__Problem requirements__. Write out the listing beneath this instruction in its entirety, exactly as it reads.

(Source data)
——
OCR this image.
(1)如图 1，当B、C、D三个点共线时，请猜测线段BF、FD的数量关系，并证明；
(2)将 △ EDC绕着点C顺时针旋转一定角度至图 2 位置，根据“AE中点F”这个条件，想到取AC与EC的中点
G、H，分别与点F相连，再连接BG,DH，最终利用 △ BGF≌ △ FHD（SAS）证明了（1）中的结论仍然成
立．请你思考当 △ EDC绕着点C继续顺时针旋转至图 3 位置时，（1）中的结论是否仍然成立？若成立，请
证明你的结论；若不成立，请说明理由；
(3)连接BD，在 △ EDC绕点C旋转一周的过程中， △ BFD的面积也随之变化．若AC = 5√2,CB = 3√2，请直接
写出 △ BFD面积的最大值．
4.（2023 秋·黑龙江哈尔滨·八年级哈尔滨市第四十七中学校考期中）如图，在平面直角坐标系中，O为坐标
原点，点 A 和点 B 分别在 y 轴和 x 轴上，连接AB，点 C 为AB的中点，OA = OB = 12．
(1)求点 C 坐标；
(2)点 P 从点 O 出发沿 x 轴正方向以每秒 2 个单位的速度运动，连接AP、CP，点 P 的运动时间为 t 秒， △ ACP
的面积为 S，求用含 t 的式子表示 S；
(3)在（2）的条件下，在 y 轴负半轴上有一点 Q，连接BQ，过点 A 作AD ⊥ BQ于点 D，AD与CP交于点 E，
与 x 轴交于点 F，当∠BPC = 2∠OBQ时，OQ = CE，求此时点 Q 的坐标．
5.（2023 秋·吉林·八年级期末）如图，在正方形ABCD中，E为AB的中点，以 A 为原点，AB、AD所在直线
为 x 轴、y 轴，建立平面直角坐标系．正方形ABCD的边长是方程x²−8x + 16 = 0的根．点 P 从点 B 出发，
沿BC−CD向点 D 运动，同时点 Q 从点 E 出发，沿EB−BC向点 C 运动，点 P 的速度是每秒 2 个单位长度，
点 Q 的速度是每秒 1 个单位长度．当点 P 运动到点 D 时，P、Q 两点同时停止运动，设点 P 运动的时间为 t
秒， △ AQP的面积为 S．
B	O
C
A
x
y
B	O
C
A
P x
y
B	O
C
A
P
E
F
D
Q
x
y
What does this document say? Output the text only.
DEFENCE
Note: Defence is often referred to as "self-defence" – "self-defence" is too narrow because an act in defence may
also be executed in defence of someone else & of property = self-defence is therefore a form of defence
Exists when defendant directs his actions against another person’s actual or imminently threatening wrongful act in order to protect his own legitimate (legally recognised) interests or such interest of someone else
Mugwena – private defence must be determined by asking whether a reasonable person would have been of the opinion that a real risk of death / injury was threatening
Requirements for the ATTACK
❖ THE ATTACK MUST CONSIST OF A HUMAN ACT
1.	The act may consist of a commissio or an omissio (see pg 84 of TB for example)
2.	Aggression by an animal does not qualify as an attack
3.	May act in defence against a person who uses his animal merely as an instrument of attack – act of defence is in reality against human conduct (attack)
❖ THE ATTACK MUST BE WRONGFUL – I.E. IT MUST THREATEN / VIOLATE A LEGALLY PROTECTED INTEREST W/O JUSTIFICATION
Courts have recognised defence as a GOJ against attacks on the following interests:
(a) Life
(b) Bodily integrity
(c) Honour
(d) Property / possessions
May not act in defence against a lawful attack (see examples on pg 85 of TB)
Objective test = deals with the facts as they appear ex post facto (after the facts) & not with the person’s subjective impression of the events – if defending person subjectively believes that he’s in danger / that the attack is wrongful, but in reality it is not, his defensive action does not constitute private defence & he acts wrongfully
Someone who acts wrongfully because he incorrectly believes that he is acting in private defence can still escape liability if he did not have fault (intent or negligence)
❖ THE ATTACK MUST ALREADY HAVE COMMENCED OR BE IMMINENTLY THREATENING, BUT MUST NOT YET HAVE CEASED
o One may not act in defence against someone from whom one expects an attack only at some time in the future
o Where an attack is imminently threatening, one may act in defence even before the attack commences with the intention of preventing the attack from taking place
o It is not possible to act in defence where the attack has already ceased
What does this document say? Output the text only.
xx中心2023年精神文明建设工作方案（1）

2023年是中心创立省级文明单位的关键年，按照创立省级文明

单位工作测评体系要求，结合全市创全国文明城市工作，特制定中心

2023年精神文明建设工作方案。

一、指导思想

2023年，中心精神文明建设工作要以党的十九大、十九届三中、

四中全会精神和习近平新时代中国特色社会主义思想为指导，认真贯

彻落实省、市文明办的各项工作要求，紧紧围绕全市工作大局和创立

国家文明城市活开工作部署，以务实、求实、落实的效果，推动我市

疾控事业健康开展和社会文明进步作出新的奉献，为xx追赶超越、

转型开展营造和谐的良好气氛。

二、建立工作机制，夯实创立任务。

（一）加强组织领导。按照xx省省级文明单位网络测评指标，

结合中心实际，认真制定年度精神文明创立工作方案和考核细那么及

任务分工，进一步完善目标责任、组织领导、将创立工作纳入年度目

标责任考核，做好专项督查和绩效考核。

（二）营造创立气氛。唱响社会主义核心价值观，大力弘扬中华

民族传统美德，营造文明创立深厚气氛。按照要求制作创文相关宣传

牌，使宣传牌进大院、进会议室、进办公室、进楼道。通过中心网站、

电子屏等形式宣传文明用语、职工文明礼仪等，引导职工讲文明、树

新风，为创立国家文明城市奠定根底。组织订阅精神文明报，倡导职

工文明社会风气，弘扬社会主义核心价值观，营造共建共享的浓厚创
——
__Response to this exercise__.
OCR this image.
(1)如图 1，当B、C、D三个点共线时，请猜测线段BF、FD的数量关系，并证明；
(2)将 △ EDC绕着点C顺时针旋转一定角度至图 2 位置，根据“AE中点F”这个条件，想到取AC与EC的中点
G、H，分别与点F相连，再连接BG,DH，最终利用 △ BGF≌ △ FHD（SAS）证明了（1）中的结论仍然成
立．请你思考当 △ EDC绕着点C继续顺时针旋转至图 3 位置时，（1）中的结论是否仍然成立？若成立，请
证明你的结论；若不成立，请说明理由；
(3)连接BD，在 △ EDC绕点C旋转一周的过程中， △ BFD的面积也随之变化．若AC = 5√2,CB = 3√2，请直接
写出 △ BFD面积的最大值．
4.（2023 秋·黑龙江哈尔滨·八年级哈尔滨市第四十七中学校考期中）如图，在平面直角坐标系中，O为坐标
原点，点 A 和点 B 分别在 y 轴和 x 轴上，连接AB，点 C 为AB的中点，OA = OB = 12．
(1)求点 C 坐标；
(2)点 P 从点 O 出发沿 x 轴正方向以每秒 2 个单位的速度运动，连接AP、CP，点 P 的运动时间为 t 秒， △ ACP
的面积为 S，求用含 t 的式子表示 S；
(3)在（2）的条件下，在 y 轴负半轴上有一点 Q，连接BQ，过点 A 作AD ⊥ BQ于点 D，AD与CP交于点 E，
与 x 轴交于点 F，当∠BPC = 2∠OBQ时，OQ = CE，求此时点 Q 的坐标．
5.（2023 秋·吉林·八年级期末）如图，在正方形ABCD中，E为AB的中点，以 A 为原点，AB、AD所在直线
为 x 轴、y 轴，建立平面直角坐标系．正方形ABCD的边长是方程x²−8x + 16 = 0的根．点 P 从点 B 出发，
沿BC−CD向点 D 运动，同时点 Q 从点 E 出发，沿EB−BC向点 C 运动，点 P 的速度是每秒 2 个单位长度，
点 Q 的速度是每秒 1 个单位长度．当点 P 运动到点 D 时，P、Q 两点同时停止运动，设点 P 运动的时间为 t
秒， △ AQP的面积为 S．
B	O
C
A
x
y
B	O
C
A
P x
y
B	O
C
A
P
E
F
D
Q
x
y
What does this document say? Output the text only.
DEFENCE
Note: Defence is often referred to as "self-defence" – "self-defence" is too narrow because an act in defence may
also be executed in defence of someone else & of property = self-defence is therefore a form of defence
Exists when defendant directs his actions against another person’s actual or imminently threatening wrongful act in order to protect his own legitimate (legally recognised) interests or such interest of someone else
Mugwena – private defence must be determined by asking whether a reasonable person would have been of the opinion that a real risk of death / injury was threatening
Requirements for the ATTACK
❖ THE ATTACK MUST CONSIST OF A HUMAN ACT
1.	The act may consist of a commissio or an omissio (see pg 84 of TB for example)
2.	Aggression by an animal does not qualify as an attack
3.	May act in defence against a person who uses his animal merely as an instrument of attack – act of defence is in reality against human conduct (attack)
❖ THE ATTACK MUST BE WRONGFUL – I.E. IT MUST THREATEN / VIOLATE A LEGALLY PROTECTED INTEREST W/O JUSTIFICATION
Courts have recognised defence as a GOJ against attacks on the following interests:
(a) Life
(b) Bodily integrity
(c) Honour
(d) Property / possessions
May not act in defence against a lawful attack (see examples on pg 85 of TB)
Objective test = deals with the facts as they appear ex post facto (after the facts) & not with the person’s subjective impression of the events – if defending person subjectively believes that he’s in danger / that the attack is wrongful, but in reality it is not, his defensive action does not constitute private defence & he acts wrongfully
Someone who acts wrongfully because he incorrectly believes that he is acting in private defence can still escape liability if he did not have fault (intent or negligence)
❖ THE ATTACK MUST ALREADY HAVE COMMENCED OR BE IMMINENTLY THREATENING, BUT MUST NOT YET HAVE CEASED
o One may not act in defence against someone from whom one expects an attack only at some time in the future
o Where an attack is imminently threatening, one may act in defence even before the attack commences with the intention of preventing the attack from taking place
o It is not possible to act in defence where the attack has already ceased
What does this document say? Output the text only.
xx中心2023年精神文明建设工作方案（1）

2023年是中心创立省级文明单位的关键年，按照创立省级文明

单位工作测评体系要求，结合全市创全国文明城市工作，特制定中心

2023年精神文明建设工作方案。

一、指导思想

2023年，中心精神文明建设工作要以党的十九大、十九届三中、

四中全会精神和习近平新时代中国特色社会主义思想为指导，认真贯

彻落实省、市文明办的各项工作要求，紧紧围绕全市工作大局和创立

国家文明城市活开工作部署，以务实、求实、落实的效果，推动我市

疾控事业健康开展和社会文明进步作出新的奉献，为xx追赶超越、

转型开展营造和谐的良好气氛。

二、建立工作机制，夯实创立任务。

（一）加强组织领导。按照xx省省级文明单位网络测评指标，

结合中心实际，认真制定年度精神文明创立工作方案和考核细那么及

任务分工，进一步完善目标责任、组织领导、将创立工作纳入年度目

标责任考核，做好专项督查和绩效考核。

（二）营造创立气氛。唱响社会主义核心价值观，大力弘扬中华

民族传统美德，营造文明创立深厚气氛。按照要求制作创文相关宣传

牌，使宣传牌进大院、进会议室、进办公室、进楼道。通过中心网站、

电子屏等形式宣传文明用语、职工文明礼仪等，引导职工讲文明、树

新风，为创立国家文明城市奠定根底。组织订阅精神文明报，倡导职

工文明社会风气，弘扬社会主义核心价值观，营造共建共享的浓厚创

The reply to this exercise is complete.